Source data =
━━━━━━
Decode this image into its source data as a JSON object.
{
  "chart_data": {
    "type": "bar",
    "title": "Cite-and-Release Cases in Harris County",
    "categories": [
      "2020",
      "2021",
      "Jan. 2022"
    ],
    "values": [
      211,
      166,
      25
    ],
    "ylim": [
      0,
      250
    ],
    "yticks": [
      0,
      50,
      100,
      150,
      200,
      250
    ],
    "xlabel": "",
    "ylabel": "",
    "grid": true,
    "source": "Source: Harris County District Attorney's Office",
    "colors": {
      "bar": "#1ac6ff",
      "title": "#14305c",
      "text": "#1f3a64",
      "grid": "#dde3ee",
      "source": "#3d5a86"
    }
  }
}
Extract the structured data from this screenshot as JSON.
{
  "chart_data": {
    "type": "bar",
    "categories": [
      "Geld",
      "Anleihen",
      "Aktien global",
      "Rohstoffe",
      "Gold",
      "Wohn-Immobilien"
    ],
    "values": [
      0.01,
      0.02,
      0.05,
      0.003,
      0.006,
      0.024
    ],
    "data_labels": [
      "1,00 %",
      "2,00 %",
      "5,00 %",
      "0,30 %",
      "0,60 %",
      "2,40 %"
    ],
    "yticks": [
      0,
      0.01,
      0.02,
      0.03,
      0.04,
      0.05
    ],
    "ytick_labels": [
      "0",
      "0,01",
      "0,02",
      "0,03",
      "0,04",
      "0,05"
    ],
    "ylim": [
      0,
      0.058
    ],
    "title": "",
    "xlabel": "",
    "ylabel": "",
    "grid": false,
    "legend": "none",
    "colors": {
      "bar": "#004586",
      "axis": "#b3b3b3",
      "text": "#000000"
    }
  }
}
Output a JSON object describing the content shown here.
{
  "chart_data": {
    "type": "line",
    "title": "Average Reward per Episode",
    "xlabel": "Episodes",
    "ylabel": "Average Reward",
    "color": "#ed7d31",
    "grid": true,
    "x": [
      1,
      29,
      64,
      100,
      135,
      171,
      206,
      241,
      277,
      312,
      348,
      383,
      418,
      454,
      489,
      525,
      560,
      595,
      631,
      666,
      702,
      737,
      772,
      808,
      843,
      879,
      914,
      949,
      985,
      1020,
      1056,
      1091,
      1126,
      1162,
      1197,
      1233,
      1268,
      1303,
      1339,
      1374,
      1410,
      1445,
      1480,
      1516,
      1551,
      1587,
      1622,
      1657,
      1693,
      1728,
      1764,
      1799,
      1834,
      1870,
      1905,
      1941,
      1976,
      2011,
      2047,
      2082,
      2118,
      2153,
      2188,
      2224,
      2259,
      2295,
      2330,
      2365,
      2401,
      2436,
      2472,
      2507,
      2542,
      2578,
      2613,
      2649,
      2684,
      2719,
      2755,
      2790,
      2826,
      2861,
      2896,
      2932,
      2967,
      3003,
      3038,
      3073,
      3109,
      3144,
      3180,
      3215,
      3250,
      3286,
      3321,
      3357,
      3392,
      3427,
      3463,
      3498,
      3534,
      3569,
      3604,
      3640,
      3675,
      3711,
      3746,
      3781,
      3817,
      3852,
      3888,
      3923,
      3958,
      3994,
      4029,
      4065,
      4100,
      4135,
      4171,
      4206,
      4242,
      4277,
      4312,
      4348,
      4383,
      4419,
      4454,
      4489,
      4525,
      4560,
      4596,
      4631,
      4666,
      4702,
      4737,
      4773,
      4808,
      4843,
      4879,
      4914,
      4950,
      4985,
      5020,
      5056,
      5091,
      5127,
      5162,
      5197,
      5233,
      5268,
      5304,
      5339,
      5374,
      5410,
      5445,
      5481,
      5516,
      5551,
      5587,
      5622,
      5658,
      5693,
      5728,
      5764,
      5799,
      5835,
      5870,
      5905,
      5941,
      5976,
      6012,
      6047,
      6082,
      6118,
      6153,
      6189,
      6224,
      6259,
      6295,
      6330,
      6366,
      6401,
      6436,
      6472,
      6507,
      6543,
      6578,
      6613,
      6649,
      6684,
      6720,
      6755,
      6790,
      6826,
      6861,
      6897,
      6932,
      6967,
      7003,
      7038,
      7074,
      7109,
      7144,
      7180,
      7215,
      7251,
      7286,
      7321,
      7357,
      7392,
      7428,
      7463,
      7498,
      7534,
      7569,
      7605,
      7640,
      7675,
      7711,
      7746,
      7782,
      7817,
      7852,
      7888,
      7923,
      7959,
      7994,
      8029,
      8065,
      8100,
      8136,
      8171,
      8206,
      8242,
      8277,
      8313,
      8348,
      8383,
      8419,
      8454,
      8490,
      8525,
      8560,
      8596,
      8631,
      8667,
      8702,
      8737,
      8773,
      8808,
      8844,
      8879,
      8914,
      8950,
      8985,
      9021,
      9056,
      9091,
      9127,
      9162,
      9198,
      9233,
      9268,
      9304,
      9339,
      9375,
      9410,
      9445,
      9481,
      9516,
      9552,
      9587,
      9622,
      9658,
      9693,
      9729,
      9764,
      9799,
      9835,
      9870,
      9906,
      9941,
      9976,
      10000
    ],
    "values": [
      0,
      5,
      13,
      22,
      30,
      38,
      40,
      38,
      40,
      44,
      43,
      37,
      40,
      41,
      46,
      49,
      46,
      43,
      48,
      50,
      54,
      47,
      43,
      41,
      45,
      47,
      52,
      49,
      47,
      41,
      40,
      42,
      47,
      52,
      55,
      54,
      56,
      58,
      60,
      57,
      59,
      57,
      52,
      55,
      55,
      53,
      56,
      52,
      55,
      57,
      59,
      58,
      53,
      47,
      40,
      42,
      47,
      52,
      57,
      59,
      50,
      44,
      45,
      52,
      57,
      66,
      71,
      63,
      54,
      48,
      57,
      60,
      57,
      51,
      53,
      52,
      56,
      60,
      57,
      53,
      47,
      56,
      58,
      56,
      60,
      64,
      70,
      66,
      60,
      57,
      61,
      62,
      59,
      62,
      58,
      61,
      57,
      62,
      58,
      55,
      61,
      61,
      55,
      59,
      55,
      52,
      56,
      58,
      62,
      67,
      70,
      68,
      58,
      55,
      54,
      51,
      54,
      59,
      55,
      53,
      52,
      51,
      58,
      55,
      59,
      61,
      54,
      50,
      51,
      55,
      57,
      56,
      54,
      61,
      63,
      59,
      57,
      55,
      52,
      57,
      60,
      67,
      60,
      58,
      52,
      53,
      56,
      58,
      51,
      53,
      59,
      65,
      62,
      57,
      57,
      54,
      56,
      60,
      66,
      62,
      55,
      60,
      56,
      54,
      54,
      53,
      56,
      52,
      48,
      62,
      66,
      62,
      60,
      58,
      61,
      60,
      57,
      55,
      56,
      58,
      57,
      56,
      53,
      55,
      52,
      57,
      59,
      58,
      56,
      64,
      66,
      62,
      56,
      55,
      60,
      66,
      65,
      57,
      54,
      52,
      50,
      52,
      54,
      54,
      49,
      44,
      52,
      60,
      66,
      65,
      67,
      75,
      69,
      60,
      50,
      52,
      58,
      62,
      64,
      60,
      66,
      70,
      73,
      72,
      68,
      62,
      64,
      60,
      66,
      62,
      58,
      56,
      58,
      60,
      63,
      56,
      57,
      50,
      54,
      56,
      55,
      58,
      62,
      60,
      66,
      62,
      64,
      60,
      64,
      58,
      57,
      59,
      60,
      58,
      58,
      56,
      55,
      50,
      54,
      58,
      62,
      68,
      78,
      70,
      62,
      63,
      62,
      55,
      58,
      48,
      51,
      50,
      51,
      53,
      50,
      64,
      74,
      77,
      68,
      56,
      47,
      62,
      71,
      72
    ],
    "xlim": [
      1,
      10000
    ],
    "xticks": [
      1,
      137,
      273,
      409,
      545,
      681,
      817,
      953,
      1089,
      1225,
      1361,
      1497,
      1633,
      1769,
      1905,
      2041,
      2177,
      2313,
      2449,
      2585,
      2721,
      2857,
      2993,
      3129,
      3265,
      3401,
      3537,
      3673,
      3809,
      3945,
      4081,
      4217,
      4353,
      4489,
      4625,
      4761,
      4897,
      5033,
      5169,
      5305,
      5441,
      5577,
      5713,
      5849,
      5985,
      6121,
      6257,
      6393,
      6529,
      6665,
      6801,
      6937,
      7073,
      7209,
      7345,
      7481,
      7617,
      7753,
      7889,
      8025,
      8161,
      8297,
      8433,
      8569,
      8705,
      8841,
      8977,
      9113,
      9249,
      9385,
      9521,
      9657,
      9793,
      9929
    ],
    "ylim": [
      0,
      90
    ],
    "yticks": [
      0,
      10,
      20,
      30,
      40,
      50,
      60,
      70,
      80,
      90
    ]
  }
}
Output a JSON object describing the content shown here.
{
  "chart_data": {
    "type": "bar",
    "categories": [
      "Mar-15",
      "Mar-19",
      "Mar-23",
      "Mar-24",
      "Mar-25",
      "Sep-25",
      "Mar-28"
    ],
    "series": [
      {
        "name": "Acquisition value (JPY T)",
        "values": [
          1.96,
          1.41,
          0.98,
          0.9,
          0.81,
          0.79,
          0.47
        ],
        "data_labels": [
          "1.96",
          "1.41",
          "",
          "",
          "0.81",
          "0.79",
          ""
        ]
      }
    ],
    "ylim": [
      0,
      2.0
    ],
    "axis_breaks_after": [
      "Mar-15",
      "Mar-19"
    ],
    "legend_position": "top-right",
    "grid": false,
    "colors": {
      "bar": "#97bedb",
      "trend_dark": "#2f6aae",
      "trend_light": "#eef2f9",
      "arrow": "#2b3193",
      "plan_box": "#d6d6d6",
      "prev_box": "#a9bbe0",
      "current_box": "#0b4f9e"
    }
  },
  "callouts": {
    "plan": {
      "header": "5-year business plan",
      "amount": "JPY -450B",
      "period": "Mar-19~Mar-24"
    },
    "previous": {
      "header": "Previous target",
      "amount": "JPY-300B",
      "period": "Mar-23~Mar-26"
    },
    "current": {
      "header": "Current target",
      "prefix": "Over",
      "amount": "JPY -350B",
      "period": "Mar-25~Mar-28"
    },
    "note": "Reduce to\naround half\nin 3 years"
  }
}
━━━━━━
Request =
Examine the records and pull out every line where the string "JSON" occurs.

Answer for this exercise =
Decode this image into its source data as a JSON object.
Extract the structured data from this screenshot as JSON.
Output a JSON object describing the content shown here.
Output a JSON object describing the content shown here.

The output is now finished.